> GIVEN INSTRUCTION
Copy each line containing the word "SABAH" from the records that follow, please.

==========

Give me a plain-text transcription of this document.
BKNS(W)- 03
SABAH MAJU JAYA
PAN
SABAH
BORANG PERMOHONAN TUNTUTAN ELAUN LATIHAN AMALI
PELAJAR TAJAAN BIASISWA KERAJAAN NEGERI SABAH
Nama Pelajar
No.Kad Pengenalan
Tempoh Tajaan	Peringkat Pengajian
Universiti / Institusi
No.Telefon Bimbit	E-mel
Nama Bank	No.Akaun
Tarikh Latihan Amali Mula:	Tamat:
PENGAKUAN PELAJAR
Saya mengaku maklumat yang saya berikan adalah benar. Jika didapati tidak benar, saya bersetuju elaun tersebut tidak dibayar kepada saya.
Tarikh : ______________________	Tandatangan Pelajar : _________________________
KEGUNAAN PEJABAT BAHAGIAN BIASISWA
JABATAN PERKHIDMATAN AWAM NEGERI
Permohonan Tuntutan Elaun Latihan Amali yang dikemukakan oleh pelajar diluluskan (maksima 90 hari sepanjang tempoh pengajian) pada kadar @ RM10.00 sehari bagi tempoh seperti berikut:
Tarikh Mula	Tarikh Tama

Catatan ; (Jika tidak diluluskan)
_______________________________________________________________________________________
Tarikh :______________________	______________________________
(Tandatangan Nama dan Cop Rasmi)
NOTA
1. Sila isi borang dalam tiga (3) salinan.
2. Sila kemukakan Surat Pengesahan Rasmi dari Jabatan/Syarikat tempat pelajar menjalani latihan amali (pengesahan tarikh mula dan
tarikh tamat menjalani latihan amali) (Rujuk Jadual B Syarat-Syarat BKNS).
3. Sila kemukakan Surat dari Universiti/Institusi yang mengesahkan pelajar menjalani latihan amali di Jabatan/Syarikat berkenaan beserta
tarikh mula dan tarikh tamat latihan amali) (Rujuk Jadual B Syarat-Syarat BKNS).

==========

> FINISHED ANSWER
SABAH MAJU JAYA
SABAH
PELAJAR TAJAAN BIASISWA KERAJAAN NEGERI SABAH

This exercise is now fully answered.